Directive —
Repeat, line for line, the entries printed below.

(Excerpt from a dataset)

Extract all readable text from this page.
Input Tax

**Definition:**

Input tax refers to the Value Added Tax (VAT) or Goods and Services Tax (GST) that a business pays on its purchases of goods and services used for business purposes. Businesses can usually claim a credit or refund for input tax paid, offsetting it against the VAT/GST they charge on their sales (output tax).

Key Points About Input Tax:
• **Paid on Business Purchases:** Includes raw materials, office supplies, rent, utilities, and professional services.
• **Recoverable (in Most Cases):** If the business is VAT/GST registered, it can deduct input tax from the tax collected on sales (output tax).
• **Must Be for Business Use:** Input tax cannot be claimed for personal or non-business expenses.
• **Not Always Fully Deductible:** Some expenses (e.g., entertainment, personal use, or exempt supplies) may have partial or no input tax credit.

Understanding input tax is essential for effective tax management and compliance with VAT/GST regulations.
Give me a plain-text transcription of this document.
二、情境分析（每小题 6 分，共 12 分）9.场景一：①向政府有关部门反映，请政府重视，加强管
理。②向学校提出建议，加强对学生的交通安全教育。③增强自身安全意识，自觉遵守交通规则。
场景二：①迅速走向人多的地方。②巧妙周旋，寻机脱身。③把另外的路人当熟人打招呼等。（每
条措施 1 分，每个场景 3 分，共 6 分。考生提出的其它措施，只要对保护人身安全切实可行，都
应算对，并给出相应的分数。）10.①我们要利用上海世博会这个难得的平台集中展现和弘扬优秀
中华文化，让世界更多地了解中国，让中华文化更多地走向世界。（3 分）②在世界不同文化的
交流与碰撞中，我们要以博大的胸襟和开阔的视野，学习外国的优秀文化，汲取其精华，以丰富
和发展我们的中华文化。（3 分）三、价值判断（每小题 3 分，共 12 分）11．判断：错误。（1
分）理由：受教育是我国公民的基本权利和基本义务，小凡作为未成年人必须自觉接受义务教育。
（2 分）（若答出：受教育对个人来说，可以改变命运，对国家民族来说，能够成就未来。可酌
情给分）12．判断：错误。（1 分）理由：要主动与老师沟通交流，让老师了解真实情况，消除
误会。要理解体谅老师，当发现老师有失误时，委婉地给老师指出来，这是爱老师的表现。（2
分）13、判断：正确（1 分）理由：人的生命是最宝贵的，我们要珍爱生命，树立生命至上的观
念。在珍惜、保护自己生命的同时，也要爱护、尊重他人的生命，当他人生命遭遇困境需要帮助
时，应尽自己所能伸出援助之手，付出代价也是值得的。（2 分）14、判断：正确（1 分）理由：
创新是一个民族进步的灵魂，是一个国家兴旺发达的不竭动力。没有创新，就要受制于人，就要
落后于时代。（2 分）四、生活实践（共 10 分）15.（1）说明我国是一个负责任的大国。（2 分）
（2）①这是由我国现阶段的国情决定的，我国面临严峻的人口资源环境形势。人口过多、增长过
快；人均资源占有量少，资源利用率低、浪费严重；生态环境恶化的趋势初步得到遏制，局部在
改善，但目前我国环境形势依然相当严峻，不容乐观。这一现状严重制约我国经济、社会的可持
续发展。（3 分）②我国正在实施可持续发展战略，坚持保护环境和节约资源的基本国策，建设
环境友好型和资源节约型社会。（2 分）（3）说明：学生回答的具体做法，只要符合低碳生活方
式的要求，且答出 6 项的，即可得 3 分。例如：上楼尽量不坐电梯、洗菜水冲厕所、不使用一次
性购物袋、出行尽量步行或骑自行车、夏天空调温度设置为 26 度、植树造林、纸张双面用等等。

Correct result —
Extract all readable text from this page.
Input Tax

**Definition:**

Input tax refers to the Value Added Tax (VAT) or Goods and Services Tax (GST) that a business pays on its purchases of goods and services used for business purposes. Businesses can usually claim a credit or refund for input tax paid, offsetting it against the VAT/GST they charge on their sales (output tax).

Key Points About Input Tax:
• **Paid on Business Purchases:** Includes raw materials, office supplies, rent, utilities, and professional services.
• **Recoverable (in Most Cases):** If the business is VAT/GST registered, it can deduct input tax from the tax collected on sales (output tax).
• **Must Be for Business Use:** Input tax cannot be claimed for personal or non-business expenses.
• **Not Always Fully Deductible:** Some expenses (e.g., entertainment, personal use, or exempt supplies) may have partial or no input tax credit.

Understanding input tax is essential for effective tax management and compliance with VAT/GST regulations.
Give me a plain-text transcription of this document.
二、情境分析（每小题 6 分，共 12 分）9.场景一：①向政府有关部门反映，请政府重视，加强管
理。②向学校提出建议，加强对学生的交通安全教育。③增强自身安全意识，自觉遵守交通规则。
场景二：①迅速走向人多的地方。②巧妙周旋，寻机脱身。③把另外的路人当熟人打招呼等。（每
条措施 1 分，每个场景 3 分，共 6 分。考生提出的其它措施，只要对保护人身安全切实可行，都
应算对，并给出相应的分数。）10.①我们要利用上海世博会这个难得的平台集中展现和弘扬优秀
中华文化，让世界更多地了解中国，让中华文化更多地走向世界。（3 分）②在世界不同文化的
交流与碰撞中，我们要以博大的胸襟和开阔的视野，学习外国的优秀文化，汲取其精华，以丰富
和发展我们的中华文化。（3 分）三、价值判断（每小题 3 分，共 12 分）11．判断：错误。（1
分）理由：受教育是我国公民的基本权利和基本义务，小凡作为未成年人必须自觉接受义务教育。
（2 分）（若答出：受教育对个人来说，可以改变命运，对国家民族来说，能够成就未来。可酌
情给分）12．判断：错误。（1 分）理由：要主动与老师沟通交流，让老师了解真实情况，消除
误会。要理解体谅老师，当发现老师有失误时，委婉地给老师指出来，这是爱老师的表现。（2
分）13、判断：正确（1 分）理由：人的生命是最宝贵的，我们要珍爱生命，树立生命至上的观
念。在珍惜、保护自己生命的同时，也要爱护、尊重他人的生命，当他人生命遭遇困境需要帮助
时，应尽自己所能伸出援助之手，付出代价也是值得的。（2 分）14、判断：正确（1 分）理由：
创新是一个民族进步的灵魂，是一个国家兴旺发达的不竭动力。没有创新，就要受制于人，就要
落后于时代。（2 分）四、生活实践（共 10 分）15.（1）说明我国是一个负责任的大国。（2 分）
（2）①这是由我国现阶段的国情决定的，我国面临严峻的人口资源环境形势。人口过多、增长过
快；人均资源占有量少，资源利用率低、浪费严重；生态环境恶化的趋势初步得到遏制，局部在
改善，但目前我国环境形势依然相当严峻，不容乐观。这一现状严重制约我国经济、社会的可持
续发展。（3 分）②我国正在实施可持续发展战略，坚持保护环境和节约资源的基本国策，建设
环境友好型和资源节约型社会。（2 分）（3）说明：学生回答的具体做法，只要符合低碳生活方
式的要求，且答出 6 项的，即可得 3 分。例如：上楼尽量不坐电梯、洗菜水冲厕所、不使用一次
性购物袋、出行尽量步行或骑自行车、夏天空调温度设置为 26 度、植树造林、纸张双面用等等。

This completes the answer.